_Saved entries_:
* BEGIN *

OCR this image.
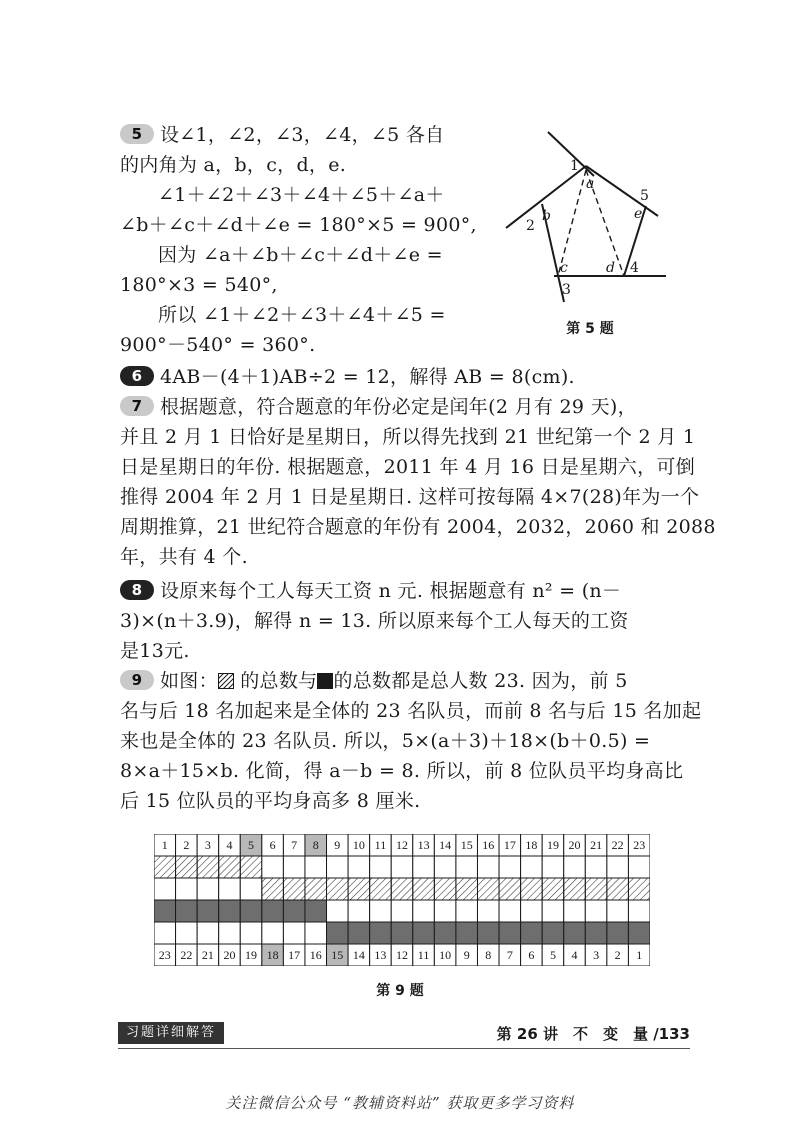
5 设∠1，∠2，∠3，∠4，∠5 各自
的内角为 a，b，c，d，e.
∠1＋∠2＋∠3＋∠4＋∠5＋∠a＋
∠b＋∠c＋∠d＋∠e = 180°×5 = 900°,
因为 ∠a＋∠b＋∠c＋∠d＋∠e =
180°×3 = 540°,
所以 ∠1＋∠2＋∠3＋∠4＋∠5 =
900°－540° = 360°.
1
a
5
e
2
b
c	d 4
3
第 5 题
6 4AB－(4＋1)AB÷2 = 12，解得 AB = 8(cm).
7 根据题意，符合题意的年份必定是闰年(2 月有 29 天)，
并且 2 月 1 日恰好是星期日，所以得先找到 21 世纪第一个 2 月 1
日是星期日的年份. 根据题意，2011 年 4 月 16 日是星期六，可倒
推得 2004 年 2 月 1 日是星期日. 这样可按每隔 4×7(28)年为一个
周期推算，21 世纪符合题意的年份有 2004，2032，2060 和 2088
年，共有 4 个.
8 设原来每个工人每天工资 n 元. 根据题意有 n² = (n－
3)×(n＋3.9)，解得 n = 13. 所以原来每个工人每天的工资
是13元.
9 如图： 的总数与 的总数都是总人数 23. 因为，前 5
名与后 18 名加起来是全体的 23 名队员，而前 8 名与后 15 名加起
来也是全体的 23 名队员. 所以，5×(a＋3)＋18×(b＋0.5) =
8×a＋15×b. 化简，得 a－b = 8. 所以，前 8 位队员平均身高比
后 15 位队员的平均身高多 8 厘米.
1 2 3 4 5 6 7 8 9 10 11 12 13 14 15 16 17 18 19 20 21 22 23
23 22 21 20 19 18 17 16 15 14 13 12 11 10 9 8 7 6 5 4 3 2 1
第 9 题
习题详细解答	第 26 讲　不　变　量 /133
关注微信公众号 “教辅资料站” 获取更多学习资料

* END *

_PROBLEM TO SOLVE_: Without the images, write out each line of the data verbatim.

_REPLY_:
OCR this image.
5 设∠1，∠2，∠3，∠4，∠5 各自
的内角为 a，b，c，d，e.
∠1＋∠2＋∠3＋∠4＋∠5＋∠a＋
∠b＋∠c＋∠d＋∠e = 180°×5 = 900°,
因为 ∠a＋∠b＋∠c＋∠d＋∠e =
180°×3 = 540°,
所以 ∠1＋∠2＋∠3＋∠4＋∠5 =
900°－540° = 360°.
1
a
5
e
2
b
c	d 4
3
第 5 题
6 4AB－(4＋1)AB÷2 = 12，解得 AB = 8(cm).
7 根据题意，符合题意的年份必定是闰年(2 月有 29 天)，
并且 2 月 1 日恰好是星期日，所以得先找到 21 世纪第一个 2 月 1
日是星期日的年份. 根据题意，2011 年 4 月 16 日是星期六，可倒
推得 2004 年 2 月 1 日是星期日. 这样可按每隔 4×7(28)年为一个
周期推算，21 世纪符合题意的年份有 2004，2032，2060 和 2088
年，共有 4 个.
8 设原来每个工人每天工资 n 元. 根据题意有 n² = (n－
3)×(n＋3.9)，解得 n = 13. 所以原来每个工人每天的工资
是13元.
9 如图： 的总数与 的总数都是总人数 23. 因为，前 5
名与后 18 名加起来是全体的 23 名队员，而前 8 名与后 15 名加起
来也是全体的 23 名队员. 所以，5×(a＋3)＋18×(b＋0.5) =
8×a＋15×b. 化简，得 a－b = 8. 所以，前 8 位队员平均身高比
后 15 位队员的平均身高多 8 厘米.
1 2 3 4 5 6 7 8 9 10 11 12 13 14 15 16 17 18 19 20 21 22 23
23 22 21 20 19 18 17 16 15 14 13 12 11 10 9 8 7 6 5 4 3 2 1
第 9 题
习题详细解答	第 26 讲　不　变　量 /133
关注微信公众号 “教辅资料站” 获取更多学习资料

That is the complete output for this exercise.